*Objective*:
From the listing below, pull out every line where the string "Power" appears.

***** Data provided

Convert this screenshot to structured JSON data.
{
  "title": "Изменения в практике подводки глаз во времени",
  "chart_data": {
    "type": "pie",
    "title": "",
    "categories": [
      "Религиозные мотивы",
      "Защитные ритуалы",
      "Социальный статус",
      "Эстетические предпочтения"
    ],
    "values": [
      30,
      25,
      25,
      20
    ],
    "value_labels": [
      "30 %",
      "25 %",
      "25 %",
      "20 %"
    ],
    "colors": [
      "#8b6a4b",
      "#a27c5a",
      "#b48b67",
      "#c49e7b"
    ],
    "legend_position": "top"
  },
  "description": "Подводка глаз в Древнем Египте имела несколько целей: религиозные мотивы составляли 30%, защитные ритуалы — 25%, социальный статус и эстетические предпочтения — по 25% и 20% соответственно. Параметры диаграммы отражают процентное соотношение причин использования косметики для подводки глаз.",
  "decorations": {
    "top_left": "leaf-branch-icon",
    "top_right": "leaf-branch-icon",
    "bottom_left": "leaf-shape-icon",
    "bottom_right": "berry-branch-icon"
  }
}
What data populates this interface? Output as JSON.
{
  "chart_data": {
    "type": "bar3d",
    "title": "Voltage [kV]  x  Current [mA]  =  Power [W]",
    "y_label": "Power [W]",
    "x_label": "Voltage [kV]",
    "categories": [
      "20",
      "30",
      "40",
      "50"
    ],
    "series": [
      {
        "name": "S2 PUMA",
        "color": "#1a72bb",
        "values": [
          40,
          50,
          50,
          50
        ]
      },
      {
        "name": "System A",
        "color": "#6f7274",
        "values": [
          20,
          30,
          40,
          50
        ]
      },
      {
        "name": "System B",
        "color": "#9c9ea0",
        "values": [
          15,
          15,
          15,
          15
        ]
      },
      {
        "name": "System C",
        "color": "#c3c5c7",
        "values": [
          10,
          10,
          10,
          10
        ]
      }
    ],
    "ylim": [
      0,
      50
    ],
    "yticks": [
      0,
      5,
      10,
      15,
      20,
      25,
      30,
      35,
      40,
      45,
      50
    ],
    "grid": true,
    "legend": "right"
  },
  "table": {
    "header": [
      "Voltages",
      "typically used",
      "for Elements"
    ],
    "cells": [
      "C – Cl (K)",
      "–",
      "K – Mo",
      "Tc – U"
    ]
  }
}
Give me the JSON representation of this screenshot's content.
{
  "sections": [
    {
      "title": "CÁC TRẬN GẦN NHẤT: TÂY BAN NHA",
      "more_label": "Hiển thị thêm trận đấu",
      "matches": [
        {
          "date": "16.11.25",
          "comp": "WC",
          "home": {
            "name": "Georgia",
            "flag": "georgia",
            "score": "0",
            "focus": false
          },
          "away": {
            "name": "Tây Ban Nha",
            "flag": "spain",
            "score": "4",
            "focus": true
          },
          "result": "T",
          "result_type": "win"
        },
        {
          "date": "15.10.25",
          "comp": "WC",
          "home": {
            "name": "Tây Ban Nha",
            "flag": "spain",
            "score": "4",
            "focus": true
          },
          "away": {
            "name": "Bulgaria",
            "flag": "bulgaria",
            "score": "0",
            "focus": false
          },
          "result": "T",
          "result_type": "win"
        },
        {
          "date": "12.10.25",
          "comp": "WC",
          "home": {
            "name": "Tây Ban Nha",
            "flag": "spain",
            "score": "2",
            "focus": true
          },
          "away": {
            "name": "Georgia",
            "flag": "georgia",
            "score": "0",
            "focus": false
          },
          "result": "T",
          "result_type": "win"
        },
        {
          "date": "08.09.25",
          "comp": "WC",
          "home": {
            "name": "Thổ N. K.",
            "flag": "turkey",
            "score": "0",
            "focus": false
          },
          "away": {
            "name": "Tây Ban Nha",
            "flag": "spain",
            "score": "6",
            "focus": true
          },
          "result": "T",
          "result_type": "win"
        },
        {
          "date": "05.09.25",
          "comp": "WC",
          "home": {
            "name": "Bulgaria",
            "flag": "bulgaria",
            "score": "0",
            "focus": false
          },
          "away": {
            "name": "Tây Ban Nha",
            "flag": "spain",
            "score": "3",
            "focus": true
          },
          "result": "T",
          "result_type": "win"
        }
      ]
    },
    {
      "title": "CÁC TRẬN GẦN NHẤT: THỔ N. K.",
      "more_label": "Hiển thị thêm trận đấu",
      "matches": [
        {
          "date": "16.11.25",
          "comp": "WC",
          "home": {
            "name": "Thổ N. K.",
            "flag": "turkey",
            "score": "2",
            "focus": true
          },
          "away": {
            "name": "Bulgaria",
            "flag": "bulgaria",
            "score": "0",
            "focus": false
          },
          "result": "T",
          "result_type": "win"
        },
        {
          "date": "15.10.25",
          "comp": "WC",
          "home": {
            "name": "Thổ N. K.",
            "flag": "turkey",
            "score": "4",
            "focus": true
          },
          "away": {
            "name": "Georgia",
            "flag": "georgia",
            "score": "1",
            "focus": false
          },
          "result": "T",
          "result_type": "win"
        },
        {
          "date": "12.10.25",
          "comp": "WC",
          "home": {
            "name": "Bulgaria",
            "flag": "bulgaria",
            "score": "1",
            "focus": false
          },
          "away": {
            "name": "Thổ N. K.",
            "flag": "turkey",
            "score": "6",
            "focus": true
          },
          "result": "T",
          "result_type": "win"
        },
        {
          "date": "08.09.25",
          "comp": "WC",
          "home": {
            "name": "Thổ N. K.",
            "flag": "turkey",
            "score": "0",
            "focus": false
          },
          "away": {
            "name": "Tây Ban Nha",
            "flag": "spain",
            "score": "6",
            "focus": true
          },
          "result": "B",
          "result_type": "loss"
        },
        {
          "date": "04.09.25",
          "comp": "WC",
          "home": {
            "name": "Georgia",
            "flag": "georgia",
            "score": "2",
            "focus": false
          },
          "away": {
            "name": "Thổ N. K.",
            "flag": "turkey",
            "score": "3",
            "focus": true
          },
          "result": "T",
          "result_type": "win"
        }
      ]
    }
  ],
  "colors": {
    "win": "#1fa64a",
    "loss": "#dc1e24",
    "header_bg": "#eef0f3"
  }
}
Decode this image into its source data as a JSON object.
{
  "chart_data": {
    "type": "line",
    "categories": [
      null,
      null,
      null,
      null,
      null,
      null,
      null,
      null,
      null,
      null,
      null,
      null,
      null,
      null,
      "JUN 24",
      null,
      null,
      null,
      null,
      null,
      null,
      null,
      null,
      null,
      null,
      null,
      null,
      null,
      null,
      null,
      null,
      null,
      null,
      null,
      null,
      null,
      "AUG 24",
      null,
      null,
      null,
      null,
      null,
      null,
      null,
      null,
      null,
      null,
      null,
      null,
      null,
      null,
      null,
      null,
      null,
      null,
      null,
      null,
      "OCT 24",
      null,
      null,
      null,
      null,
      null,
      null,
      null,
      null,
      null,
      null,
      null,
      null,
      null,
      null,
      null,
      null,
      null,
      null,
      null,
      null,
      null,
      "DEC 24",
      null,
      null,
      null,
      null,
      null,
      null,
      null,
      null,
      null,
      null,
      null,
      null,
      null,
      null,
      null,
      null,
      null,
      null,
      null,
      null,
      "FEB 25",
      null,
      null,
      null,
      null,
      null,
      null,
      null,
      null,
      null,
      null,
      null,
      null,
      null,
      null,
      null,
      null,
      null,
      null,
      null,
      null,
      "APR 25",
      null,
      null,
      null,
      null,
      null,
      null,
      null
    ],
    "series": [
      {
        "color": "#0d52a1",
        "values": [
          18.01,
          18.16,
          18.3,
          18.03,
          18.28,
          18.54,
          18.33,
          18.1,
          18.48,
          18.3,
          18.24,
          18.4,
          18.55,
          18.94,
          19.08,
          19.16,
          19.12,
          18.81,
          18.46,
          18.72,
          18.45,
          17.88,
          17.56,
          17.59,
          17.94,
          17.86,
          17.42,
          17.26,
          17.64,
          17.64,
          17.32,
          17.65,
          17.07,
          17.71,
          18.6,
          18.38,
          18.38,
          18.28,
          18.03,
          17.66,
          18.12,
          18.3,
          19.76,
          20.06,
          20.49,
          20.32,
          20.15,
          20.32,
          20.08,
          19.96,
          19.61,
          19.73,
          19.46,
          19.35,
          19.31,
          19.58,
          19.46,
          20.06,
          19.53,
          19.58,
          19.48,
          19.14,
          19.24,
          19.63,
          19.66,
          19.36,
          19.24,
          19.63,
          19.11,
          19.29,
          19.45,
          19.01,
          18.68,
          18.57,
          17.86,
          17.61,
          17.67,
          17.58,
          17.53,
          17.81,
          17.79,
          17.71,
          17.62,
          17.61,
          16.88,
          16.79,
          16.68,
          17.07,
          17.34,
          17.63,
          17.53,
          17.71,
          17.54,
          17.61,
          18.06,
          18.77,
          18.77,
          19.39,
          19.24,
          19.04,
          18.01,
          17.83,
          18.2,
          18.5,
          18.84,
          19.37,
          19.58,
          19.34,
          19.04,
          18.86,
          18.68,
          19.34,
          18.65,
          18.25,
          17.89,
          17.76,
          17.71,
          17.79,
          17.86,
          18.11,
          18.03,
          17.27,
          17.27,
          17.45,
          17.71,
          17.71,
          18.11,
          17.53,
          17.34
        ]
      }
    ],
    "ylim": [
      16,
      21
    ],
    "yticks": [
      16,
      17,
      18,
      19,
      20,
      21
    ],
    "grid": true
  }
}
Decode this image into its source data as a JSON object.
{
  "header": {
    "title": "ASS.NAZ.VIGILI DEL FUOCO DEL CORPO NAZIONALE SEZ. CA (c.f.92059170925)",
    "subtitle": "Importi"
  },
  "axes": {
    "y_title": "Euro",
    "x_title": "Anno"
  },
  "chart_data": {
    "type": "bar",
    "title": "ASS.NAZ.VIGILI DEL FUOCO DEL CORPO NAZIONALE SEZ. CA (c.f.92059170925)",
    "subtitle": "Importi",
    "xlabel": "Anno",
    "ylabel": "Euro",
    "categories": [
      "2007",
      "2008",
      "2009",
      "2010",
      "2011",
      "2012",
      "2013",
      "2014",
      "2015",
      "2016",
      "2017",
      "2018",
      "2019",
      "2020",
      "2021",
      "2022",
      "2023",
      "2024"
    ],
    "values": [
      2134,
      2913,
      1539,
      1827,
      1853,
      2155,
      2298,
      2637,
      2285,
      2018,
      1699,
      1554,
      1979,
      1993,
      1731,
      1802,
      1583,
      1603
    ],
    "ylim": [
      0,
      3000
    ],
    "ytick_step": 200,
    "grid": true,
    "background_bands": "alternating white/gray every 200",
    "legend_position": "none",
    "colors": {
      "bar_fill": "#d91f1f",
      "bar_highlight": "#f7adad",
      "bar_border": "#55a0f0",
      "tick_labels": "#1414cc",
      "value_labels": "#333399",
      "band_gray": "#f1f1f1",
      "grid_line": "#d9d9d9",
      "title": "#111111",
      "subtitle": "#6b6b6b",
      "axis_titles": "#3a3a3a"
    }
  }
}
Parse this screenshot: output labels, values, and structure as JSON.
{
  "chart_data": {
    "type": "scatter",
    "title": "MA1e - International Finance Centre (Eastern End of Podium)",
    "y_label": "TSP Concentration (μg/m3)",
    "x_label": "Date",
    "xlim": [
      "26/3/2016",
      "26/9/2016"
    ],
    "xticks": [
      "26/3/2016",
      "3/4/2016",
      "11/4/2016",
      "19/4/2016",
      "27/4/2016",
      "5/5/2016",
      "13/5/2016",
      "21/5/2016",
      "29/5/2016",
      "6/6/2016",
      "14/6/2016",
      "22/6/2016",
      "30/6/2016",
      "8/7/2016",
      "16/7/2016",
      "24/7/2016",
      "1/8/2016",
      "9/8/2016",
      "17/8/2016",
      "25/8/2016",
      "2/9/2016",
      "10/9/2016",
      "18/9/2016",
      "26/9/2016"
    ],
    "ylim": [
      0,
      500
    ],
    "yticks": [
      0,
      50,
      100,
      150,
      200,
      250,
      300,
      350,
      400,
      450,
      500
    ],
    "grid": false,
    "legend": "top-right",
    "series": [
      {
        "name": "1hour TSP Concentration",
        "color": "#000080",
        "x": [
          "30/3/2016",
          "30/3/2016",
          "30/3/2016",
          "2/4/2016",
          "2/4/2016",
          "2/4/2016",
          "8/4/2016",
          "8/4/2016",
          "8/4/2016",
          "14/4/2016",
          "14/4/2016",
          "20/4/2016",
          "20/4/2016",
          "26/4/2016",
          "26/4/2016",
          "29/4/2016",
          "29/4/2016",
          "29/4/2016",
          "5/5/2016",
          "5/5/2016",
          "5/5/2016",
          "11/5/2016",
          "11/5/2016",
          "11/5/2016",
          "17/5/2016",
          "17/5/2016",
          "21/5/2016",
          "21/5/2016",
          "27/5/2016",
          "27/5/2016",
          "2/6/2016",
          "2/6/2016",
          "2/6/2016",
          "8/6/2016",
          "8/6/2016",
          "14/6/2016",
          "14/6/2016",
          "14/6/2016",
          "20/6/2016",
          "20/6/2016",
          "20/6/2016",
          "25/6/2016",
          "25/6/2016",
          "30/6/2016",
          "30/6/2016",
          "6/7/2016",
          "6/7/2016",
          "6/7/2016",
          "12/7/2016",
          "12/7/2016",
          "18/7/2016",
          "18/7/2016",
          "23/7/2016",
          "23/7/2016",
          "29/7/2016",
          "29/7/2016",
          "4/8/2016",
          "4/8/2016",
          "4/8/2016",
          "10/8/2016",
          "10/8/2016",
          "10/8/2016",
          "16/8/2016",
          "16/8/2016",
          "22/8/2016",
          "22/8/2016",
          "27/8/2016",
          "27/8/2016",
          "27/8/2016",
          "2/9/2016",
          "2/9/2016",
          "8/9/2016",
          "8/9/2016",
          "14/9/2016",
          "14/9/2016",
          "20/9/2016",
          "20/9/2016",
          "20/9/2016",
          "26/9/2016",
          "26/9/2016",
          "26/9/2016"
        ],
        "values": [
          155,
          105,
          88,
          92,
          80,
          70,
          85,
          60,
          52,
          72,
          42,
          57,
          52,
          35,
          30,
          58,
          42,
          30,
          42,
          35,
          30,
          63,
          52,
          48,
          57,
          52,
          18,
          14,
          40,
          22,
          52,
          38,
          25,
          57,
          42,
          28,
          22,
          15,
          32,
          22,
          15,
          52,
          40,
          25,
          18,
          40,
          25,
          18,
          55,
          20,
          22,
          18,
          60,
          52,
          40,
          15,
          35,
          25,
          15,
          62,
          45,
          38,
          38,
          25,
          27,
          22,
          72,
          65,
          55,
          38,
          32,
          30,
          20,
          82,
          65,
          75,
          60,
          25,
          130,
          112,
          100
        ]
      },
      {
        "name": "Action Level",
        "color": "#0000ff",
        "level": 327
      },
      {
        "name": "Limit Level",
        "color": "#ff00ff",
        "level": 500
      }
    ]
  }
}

**********

*Written reply*:
    "title": "Voltage [kV]  x  Current [mA]  =  Power [W]",
    "y_label": "Power [W]",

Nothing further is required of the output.